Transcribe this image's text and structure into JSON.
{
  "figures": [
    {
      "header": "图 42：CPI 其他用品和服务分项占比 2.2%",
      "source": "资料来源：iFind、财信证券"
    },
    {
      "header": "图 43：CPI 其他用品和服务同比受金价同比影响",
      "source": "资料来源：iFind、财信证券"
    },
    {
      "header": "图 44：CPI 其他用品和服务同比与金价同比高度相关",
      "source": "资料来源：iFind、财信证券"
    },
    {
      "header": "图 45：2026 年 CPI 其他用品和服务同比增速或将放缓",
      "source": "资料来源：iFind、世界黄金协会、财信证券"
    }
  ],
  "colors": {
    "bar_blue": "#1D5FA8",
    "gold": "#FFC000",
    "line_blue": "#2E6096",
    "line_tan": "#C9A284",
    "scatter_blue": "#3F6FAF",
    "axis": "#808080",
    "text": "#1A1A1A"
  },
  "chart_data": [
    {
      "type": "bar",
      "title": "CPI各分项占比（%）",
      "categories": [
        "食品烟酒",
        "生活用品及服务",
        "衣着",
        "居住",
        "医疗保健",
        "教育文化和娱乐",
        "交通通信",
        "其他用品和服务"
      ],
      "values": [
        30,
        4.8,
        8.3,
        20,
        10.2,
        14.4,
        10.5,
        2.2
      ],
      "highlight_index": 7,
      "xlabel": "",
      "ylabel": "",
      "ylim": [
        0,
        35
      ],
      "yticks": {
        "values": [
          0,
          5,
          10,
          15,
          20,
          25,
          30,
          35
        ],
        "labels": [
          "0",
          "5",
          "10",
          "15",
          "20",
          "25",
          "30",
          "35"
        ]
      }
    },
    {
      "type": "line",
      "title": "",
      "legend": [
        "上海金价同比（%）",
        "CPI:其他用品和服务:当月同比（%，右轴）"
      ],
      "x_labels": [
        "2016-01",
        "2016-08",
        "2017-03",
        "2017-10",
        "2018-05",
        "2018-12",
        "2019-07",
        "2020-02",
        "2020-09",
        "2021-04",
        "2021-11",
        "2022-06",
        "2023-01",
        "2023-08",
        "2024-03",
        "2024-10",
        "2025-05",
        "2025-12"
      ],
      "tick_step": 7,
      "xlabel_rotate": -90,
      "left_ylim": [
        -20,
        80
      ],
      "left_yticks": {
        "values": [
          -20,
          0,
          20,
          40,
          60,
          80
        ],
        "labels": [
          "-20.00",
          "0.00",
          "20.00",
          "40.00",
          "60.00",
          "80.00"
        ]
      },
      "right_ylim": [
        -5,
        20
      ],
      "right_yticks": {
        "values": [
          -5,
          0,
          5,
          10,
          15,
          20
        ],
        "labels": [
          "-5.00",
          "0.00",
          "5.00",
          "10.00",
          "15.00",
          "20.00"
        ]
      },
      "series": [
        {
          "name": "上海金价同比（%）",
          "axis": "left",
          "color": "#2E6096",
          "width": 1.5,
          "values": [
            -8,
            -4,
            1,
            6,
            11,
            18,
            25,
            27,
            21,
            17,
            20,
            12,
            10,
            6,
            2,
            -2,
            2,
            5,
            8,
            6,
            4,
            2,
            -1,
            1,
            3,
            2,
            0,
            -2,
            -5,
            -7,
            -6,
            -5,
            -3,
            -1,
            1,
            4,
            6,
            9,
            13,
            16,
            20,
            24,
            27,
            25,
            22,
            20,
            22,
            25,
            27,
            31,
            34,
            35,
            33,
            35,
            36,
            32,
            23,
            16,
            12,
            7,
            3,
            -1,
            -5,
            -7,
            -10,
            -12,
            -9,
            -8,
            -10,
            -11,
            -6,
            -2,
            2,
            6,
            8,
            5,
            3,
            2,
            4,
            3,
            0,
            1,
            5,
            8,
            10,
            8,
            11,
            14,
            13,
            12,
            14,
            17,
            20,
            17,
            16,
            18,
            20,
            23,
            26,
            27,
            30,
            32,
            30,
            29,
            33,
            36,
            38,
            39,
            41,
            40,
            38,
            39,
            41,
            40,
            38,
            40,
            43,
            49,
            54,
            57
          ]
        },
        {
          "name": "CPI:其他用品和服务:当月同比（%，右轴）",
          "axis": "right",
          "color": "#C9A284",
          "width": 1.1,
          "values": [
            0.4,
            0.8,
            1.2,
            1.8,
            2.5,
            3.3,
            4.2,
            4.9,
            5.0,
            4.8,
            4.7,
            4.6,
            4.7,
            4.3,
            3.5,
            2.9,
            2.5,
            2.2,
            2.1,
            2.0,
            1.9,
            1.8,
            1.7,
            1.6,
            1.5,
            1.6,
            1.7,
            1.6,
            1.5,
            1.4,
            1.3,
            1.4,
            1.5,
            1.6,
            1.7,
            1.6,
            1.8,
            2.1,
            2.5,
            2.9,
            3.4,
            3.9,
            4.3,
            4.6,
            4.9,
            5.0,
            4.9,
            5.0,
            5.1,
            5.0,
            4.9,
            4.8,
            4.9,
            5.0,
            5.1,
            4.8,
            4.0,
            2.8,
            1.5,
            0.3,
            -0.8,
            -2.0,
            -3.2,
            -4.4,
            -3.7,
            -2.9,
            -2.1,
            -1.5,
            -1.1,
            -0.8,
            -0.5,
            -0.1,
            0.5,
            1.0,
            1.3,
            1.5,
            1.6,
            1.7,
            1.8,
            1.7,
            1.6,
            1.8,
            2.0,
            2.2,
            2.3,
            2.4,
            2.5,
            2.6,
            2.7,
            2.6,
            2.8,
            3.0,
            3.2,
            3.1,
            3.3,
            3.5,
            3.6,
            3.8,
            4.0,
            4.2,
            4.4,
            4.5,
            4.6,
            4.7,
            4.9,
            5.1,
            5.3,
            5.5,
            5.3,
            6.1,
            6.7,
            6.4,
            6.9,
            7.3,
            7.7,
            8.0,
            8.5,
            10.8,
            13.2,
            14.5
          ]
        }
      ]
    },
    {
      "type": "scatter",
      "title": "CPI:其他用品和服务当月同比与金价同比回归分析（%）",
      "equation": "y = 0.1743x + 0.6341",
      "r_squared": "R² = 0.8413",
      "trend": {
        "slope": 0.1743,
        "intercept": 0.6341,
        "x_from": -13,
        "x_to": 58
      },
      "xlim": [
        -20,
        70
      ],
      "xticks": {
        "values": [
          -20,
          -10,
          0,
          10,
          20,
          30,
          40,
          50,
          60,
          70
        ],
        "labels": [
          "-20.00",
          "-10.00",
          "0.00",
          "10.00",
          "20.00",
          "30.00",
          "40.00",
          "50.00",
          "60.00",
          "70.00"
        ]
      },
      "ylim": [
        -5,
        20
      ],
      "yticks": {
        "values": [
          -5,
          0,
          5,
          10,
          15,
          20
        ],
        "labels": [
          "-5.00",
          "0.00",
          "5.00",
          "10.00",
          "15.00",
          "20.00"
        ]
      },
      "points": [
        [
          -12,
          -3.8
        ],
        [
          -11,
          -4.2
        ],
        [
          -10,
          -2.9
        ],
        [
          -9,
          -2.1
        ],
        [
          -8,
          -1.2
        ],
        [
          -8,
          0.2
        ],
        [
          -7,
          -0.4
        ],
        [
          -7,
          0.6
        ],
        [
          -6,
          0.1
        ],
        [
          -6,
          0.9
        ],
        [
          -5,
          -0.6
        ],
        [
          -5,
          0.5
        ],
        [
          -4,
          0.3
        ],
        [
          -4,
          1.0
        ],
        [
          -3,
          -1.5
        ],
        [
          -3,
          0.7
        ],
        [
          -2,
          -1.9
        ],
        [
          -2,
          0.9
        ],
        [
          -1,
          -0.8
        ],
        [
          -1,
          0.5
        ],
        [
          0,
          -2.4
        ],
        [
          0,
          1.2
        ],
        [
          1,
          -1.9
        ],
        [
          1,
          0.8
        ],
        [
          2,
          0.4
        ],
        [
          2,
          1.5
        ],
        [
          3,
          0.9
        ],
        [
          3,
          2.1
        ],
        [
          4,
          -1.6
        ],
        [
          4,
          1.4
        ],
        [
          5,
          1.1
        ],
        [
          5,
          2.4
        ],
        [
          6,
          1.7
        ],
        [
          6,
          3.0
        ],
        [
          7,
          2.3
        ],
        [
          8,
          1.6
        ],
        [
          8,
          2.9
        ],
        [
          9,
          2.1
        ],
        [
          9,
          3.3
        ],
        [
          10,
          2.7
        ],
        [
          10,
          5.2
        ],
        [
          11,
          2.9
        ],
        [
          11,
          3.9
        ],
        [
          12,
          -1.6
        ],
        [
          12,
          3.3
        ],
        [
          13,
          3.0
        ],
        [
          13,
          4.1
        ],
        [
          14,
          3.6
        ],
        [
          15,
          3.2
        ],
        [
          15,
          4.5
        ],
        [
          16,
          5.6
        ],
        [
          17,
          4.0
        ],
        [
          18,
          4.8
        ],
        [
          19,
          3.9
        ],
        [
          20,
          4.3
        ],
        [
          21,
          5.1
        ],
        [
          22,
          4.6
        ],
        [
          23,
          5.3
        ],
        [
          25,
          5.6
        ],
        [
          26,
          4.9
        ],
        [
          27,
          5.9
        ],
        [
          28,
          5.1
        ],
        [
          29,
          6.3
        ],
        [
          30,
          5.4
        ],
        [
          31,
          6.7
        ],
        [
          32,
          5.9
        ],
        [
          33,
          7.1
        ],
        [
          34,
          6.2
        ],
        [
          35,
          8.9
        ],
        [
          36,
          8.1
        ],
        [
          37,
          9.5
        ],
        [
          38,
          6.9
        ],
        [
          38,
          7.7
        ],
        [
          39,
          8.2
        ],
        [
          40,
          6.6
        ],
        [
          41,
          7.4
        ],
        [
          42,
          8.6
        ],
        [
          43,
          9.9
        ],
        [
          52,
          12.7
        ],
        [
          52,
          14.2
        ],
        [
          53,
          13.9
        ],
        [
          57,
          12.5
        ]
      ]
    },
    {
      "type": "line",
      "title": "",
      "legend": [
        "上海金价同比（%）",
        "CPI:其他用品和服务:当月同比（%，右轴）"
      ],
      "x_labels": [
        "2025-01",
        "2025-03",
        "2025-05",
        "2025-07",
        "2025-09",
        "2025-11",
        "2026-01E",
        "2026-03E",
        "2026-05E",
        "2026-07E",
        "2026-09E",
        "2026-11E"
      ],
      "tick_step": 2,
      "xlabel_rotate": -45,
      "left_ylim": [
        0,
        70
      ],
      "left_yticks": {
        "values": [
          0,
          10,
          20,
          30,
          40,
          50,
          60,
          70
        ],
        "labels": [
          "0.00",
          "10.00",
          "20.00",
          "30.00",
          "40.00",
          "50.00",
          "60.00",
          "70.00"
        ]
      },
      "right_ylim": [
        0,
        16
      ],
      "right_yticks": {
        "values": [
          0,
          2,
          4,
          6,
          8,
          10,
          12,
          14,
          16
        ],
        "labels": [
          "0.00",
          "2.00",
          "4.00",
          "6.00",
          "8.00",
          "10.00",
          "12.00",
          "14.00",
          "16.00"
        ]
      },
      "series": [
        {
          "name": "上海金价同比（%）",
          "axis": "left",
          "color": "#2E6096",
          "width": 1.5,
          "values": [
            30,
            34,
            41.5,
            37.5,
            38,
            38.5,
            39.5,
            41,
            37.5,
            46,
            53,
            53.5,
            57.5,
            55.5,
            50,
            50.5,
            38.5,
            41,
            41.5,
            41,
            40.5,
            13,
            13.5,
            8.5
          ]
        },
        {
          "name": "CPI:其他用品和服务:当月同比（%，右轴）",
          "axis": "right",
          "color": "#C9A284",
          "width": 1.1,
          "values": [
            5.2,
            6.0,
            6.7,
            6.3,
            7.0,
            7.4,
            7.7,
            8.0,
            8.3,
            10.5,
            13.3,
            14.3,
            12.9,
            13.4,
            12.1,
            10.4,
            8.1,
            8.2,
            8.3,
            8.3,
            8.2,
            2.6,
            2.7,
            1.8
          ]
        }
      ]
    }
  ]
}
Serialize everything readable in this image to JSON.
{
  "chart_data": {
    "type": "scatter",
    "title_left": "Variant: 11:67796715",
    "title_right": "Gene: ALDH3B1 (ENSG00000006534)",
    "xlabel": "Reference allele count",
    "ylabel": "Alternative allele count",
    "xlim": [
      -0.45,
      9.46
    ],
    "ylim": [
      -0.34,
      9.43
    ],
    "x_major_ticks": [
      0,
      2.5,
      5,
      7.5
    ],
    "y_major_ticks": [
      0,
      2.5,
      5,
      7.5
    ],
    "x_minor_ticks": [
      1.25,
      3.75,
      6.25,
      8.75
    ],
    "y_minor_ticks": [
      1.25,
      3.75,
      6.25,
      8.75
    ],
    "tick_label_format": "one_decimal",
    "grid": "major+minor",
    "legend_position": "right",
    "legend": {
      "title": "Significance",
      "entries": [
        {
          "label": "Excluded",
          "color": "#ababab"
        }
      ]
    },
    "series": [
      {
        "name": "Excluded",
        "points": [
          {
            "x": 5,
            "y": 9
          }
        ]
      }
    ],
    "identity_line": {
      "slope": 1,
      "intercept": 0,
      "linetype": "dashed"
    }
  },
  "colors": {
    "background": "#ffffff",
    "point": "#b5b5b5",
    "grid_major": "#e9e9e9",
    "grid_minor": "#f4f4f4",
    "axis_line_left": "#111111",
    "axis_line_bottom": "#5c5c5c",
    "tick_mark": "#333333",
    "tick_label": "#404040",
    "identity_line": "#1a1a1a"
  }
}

***

**Goal**.
Copy every line that includes the string "allele" from the material above.

**Expected answer**.
    "xlabel": "Reference allele count",
    "ylabel": "Alternative allele count",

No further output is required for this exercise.